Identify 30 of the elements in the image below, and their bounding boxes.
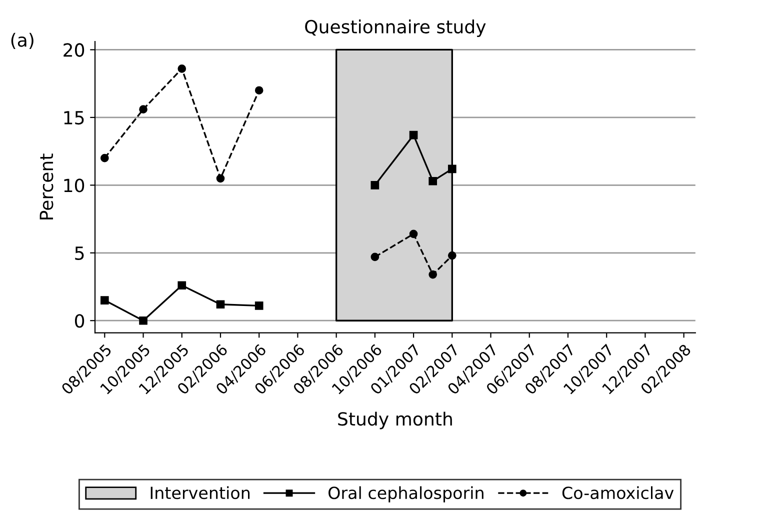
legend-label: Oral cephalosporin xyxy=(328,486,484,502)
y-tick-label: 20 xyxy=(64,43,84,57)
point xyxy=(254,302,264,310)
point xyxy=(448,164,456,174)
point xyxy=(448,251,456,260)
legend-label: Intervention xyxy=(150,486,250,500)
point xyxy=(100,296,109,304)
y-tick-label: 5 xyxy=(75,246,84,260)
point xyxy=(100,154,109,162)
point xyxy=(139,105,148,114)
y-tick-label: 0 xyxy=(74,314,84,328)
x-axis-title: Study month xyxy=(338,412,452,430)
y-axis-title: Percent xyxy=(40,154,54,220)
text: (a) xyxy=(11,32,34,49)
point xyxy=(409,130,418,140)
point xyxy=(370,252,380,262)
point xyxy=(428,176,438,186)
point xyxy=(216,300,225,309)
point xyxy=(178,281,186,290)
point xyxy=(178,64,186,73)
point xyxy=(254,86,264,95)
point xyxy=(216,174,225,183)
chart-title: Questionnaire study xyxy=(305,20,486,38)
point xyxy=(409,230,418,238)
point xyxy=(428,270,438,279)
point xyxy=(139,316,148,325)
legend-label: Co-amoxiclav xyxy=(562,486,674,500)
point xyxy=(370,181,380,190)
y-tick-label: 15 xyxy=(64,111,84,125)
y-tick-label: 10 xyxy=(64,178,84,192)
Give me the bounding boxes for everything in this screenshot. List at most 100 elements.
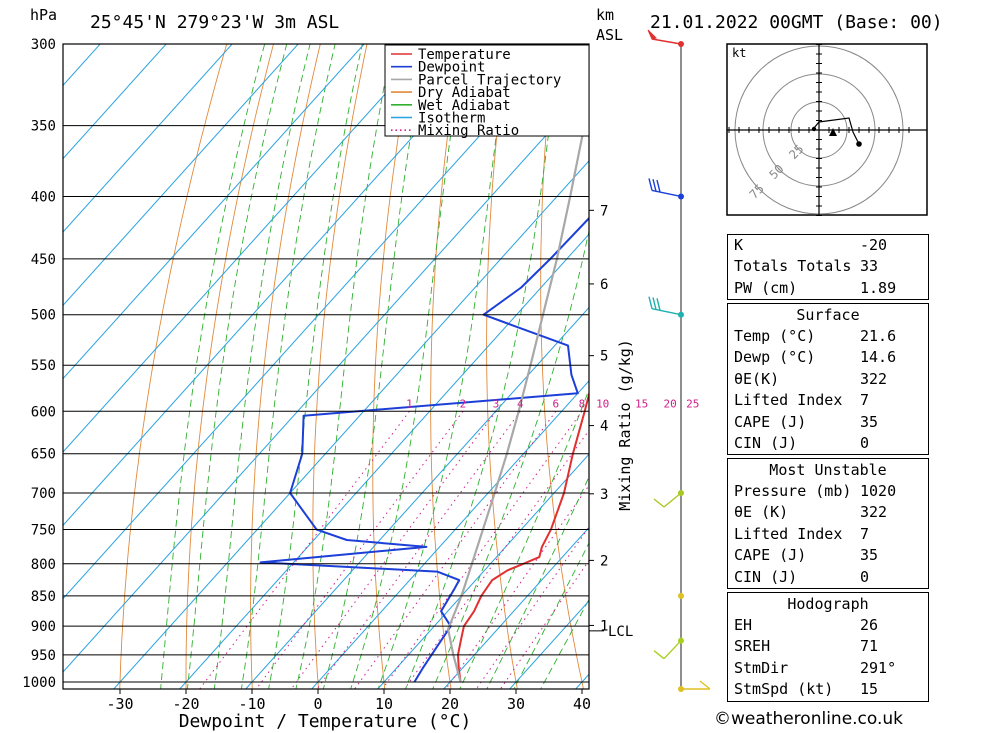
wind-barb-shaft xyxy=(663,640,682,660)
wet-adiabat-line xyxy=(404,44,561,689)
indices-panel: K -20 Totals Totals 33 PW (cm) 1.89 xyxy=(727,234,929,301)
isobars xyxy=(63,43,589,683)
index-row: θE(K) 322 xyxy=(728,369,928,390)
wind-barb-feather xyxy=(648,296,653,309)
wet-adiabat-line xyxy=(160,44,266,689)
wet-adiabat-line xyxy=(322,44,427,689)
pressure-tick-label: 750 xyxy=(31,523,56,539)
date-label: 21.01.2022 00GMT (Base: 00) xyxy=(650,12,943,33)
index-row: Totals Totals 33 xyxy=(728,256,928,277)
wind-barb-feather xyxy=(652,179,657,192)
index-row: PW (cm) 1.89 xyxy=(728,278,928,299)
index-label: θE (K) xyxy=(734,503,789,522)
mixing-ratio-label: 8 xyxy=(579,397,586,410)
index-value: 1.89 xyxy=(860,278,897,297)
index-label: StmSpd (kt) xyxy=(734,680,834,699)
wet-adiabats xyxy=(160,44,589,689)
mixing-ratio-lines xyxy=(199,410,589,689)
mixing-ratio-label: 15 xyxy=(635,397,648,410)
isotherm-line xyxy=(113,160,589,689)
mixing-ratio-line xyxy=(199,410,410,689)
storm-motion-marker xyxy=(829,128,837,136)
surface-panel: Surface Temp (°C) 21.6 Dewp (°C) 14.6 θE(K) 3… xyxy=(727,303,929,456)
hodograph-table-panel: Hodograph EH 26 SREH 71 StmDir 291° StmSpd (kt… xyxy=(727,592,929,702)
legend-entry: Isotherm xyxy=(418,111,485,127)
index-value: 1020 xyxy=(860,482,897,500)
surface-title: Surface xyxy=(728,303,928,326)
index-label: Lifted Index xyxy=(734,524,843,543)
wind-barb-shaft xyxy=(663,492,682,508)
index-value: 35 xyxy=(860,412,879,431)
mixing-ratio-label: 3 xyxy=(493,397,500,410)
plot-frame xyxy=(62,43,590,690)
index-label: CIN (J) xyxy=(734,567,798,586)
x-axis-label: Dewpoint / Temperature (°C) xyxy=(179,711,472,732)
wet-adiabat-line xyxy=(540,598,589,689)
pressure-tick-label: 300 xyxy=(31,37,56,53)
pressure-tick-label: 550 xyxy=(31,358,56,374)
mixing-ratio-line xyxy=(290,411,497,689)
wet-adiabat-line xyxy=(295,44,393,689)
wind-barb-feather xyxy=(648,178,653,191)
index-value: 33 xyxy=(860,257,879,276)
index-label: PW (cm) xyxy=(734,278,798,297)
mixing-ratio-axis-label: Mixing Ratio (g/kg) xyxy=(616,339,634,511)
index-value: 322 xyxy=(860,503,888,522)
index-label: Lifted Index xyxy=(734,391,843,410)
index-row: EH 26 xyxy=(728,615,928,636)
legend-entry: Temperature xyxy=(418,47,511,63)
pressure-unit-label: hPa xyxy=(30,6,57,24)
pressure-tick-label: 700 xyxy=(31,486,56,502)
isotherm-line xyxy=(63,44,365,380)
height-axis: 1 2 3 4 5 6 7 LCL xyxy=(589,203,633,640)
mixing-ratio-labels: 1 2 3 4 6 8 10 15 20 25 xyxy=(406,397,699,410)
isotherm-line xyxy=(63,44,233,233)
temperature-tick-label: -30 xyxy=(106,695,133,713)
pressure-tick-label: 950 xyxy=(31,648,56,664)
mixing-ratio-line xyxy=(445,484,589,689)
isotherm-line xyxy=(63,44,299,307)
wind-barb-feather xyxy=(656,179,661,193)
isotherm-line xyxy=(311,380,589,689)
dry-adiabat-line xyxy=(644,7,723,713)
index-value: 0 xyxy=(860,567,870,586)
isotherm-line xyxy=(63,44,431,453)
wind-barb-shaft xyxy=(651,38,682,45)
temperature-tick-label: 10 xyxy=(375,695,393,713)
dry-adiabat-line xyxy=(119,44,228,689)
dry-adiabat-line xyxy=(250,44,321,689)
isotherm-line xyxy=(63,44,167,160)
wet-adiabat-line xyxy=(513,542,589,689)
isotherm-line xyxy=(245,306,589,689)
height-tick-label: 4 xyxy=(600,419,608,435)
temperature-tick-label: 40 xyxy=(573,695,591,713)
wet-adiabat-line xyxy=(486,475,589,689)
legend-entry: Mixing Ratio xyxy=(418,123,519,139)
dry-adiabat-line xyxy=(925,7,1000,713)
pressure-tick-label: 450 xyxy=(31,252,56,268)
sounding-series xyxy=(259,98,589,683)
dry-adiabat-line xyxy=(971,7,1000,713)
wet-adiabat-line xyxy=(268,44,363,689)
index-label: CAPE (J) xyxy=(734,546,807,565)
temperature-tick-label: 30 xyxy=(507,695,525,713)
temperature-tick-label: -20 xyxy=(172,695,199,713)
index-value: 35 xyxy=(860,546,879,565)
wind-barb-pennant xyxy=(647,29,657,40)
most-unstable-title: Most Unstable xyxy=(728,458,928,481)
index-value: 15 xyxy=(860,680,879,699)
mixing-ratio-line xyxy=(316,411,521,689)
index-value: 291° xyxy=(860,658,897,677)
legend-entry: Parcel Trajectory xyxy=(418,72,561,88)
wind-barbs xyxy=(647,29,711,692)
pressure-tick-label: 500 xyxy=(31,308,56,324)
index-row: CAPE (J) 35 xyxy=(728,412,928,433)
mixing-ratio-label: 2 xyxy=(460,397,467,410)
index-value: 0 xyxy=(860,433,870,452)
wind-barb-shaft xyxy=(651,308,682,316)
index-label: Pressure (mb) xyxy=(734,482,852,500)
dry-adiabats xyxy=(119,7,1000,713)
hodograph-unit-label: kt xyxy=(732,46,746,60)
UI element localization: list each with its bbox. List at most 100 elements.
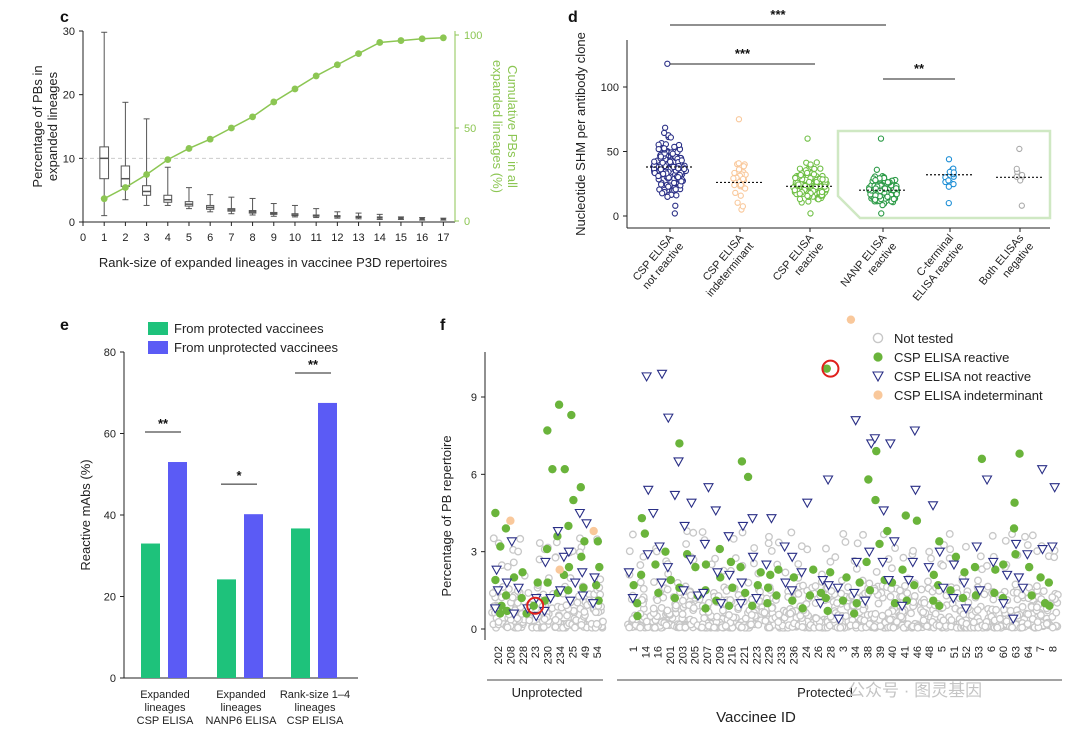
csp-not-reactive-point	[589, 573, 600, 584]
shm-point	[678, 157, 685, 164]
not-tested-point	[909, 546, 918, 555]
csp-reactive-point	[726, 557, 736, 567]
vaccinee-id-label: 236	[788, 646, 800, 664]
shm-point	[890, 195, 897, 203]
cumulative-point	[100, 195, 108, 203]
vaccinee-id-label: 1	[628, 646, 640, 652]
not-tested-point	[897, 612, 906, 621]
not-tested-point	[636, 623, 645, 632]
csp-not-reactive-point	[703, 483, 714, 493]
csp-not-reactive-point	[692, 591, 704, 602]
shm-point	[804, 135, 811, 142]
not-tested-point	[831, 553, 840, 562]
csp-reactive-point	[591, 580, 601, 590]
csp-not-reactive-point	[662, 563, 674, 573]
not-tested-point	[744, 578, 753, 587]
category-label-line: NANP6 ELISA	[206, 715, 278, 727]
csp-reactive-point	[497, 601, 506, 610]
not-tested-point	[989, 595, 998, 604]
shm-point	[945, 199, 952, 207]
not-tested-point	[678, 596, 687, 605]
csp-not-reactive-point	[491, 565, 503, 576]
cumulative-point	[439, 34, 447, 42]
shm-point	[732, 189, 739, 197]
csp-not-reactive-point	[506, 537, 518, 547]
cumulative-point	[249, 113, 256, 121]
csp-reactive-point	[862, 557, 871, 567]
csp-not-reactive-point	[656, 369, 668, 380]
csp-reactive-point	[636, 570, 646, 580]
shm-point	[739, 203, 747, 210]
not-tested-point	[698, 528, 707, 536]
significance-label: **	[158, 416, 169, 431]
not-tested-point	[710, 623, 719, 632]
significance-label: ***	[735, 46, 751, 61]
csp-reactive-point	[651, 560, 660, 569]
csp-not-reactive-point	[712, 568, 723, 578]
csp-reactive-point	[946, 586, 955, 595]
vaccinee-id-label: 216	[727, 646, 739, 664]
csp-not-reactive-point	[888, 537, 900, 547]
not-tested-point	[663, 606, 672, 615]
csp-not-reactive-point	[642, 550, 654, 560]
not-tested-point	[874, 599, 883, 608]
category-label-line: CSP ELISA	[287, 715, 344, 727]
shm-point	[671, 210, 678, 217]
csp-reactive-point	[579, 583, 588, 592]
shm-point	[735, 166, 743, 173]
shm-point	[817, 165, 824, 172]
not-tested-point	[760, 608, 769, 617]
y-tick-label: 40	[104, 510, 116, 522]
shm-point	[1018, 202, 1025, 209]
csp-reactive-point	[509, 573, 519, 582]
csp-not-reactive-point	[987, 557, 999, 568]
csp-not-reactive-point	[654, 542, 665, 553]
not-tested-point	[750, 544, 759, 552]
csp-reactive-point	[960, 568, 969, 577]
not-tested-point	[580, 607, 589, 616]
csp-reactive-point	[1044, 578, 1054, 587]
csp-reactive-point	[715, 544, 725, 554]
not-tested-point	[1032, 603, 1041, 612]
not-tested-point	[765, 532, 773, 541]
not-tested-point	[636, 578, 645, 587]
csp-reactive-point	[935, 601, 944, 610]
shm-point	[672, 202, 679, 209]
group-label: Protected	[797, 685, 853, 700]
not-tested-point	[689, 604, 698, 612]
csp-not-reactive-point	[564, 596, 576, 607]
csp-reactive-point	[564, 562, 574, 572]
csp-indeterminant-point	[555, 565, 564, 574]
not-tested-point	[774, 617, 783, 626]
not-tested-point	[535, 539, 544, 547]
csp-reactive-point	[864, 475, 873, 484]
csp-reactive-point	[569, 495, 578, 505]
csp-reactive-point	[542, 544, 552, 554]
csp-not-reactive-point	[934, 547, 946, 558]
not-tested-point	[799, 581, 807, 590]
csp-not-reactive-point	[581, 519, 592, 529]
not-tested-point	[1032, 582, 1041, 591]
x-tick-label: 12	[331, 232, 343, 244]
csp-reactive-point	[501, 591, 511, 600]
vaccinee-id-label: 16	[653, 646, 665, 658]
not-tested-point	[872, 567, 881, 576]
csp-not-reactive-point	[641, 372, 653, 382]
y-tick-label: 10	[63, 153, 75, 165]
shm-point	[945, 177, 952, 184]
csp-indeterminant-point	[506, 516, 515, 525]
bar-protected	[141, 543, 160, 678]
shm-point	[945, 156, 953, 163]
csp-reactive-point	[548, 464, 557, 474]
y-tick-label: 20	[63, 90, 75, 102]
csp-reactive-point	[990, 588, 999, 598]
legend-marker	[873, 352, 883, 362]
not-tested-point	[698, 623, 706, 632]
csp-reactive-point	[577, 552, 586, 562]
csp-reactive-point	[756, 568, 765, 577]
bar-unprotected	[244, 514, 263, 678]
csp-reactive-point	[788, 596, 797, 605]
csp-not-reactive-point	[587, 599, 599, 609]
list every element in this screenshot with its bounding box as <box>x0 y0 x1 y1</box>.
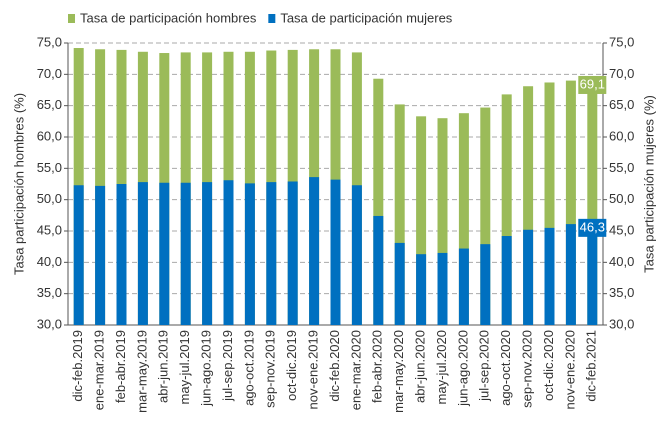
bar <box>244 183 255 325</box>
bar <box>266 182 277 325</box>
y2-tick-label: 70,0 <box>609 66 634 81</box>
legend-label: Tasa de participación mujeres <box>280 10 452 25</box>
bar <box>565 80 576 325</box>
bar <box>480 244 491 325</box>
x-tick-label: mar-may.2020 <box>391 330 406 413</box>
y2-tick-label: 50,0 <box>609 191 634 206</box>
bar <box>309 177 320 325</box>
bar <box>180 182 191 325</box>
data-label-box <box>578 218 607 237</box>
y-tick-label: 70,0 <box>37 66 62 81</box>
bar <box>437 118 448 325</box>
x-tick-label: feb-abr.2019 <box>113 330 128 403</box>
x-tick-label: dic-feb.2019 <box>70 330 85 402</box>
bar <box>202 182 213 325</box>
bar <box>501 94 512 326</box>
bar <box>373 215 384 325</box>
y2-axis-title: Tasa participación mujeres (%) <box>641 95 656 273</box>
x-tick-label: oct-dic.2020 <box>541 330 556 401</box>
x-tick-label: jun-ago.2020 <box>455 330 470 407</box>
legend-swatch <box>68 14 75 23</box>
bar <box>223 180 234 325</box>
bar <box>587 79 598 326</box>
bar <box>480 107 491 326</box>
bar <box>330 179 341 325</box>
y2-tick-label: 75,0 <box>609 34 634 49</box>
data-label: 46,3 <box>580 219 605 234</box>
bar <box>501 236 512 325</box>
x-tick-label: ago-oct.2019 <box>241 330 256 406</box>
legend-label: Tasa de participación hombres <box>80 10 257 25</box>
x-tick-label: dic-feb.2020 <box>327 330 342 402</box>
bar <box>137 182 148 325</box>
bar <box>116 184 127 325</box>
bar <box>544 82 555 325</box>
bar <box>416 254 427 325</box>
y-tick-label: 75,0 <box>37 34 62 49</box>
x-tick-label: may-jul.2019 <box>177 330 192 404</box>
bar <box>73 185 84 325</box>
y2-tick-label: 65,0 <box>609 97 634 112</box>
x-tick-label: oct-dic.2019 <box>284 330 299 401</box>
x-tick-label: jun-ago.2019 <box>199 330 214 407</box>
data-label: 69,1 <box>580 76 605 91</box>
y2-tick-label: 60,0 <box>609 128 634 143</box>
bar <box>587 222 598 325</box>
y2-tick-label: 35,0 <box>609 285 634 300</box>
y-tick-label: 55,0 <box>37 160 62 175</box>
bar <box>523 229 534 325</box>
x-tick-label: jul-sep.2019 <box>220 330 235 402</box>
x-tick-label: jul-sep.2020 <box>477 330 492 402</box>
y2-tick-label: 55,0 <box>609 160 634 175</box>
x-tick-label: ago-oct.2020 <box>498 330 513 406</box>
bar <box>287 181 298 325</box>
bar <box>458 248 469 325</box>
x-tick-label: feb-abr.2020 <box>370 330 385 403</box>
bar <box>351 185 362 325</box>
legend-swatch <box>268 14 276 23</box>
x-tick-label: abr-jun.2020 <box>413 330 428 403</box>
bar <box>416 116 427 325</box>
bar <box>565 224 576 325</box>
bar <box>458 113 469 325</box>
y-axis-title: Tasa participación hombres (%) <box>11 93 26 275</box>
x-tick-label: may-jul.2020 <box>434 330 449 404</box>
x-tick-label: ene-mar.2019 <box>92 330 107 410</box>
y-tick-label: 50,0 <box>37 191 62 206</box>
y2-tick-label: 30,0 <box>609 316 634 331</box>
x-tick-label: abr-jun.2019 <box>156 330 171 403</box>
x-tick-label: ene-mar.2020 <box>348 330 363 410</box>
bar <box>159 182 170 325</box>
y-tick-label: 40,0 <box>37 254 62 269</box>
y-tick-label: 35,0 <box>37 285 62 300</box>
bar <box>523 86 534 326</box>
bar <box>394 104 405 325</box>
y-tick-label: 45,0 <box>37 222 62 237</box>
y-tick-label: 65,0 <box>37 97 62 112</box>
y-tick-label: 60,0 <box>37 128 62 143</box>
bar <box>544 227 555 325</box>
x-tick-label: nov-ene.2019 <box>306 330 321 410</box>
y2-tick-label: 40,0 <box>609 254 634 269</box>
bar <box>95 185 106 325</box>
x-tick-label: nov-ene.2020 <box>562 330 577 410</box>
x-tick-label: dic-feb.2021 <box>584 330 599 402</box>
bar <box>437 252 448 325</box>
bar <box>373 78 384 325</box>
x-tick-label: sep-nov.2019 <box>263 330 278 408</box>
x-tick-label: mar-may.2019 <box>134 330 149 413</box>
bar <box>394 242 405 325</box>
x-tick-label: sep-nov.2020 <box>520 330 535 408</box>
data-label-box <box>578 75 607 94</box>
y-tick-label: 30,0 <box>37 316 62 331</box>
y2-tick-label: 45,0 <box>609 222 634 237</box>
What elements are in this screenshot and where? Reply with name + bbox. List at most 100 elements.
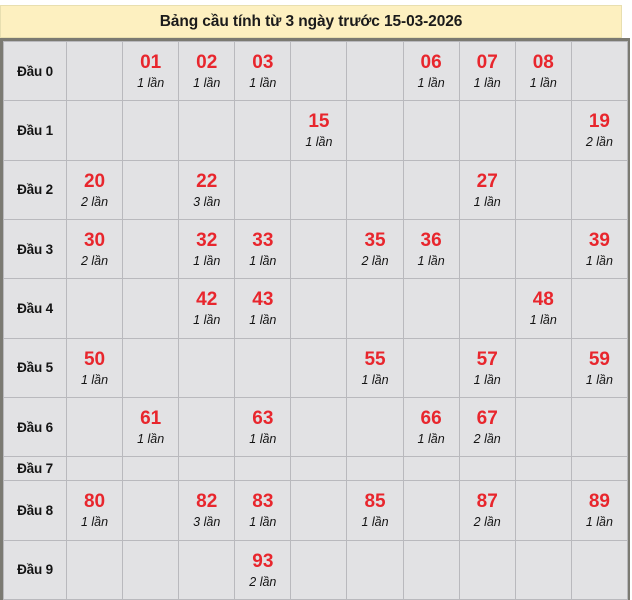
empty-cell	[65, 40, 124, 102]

**Task statement**
Please change "point" to "marker" in everything from the line with "legend-label: Oral cephalosporin" down to the line with "point xyxy=(100,296,109,304)" in the records above, leaving all else as it is, and give only those lines.

**Task solution**
legend-label: Oral cephalosporin xyxy=(328,486,484,502)
y-tick-label: 20 xyxy=(64,43,84,57)
marker xyxy=(254,302,264,310)
marker xyxy=(448,164,456,174)
marker xyxy=(448,251,456,260)
legend-label: Intervention xyxy=(150,486,250,500)
marker xyxy=(100,296,109,304)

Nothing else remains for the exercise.